Exercise prompt:
Find the lines that hold "window". Report only how many there are.

Task inputs:

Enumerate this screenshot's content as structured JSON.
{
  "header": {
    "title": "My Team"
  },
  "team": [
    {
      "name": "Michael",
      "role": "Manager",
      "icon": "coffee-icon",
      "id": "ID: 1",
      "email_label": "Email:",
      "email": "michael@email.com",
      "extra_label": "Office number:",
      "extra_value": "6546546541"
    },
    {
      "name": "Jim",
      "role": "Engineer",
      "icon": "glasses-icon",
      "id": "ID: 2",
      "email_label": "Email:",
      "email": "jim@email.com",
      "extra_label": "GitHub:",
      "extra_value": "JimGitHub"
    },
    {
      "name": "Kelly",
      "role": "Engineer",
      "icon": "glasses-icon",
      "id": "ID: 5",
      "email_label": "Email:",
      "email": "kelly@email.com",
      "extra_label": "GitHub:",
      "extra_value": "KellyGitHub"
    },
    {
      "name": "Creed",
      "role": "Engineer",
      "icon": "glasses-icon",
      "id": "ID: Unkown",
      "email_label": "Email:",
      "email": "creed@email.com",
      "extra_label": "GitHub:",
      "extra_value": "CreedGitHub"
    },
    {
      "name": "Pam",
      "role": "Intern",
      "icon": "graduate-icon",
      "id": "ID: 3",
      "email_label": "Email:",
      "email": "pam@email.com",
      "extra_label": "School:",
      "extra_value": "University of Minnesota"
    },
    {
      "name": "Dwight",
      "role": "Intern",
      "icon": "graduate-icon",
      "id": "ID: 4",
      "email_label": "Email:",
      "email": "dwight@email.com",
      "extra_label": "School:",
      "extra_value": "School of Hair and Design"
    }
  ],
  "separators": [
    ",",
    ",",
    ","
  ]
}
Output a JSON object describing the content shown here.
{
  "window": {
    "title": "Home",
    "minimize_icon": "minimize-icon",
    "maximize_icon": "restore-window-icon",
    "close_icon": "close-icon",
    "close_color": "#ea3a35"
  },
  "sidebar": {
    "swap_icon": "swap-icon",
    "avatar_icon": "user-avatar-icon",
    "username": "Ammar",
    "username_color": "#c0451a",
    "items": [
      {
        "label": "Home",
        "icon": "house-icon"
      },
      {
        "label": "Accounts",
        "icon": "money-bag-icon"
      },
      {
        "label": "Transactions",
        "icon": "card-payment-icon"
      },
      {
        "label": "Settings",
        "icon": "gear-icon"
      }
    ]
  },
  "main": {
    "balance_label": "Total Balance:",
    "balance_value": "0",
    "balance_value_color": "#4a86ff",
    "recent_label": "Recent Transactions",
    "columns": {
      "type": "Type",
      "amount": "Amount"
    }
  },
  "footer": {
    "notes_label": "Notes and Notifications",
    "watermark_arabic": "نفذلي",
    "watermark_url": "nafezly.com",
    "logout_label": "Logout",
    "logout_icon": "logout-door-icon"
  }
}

Result:
2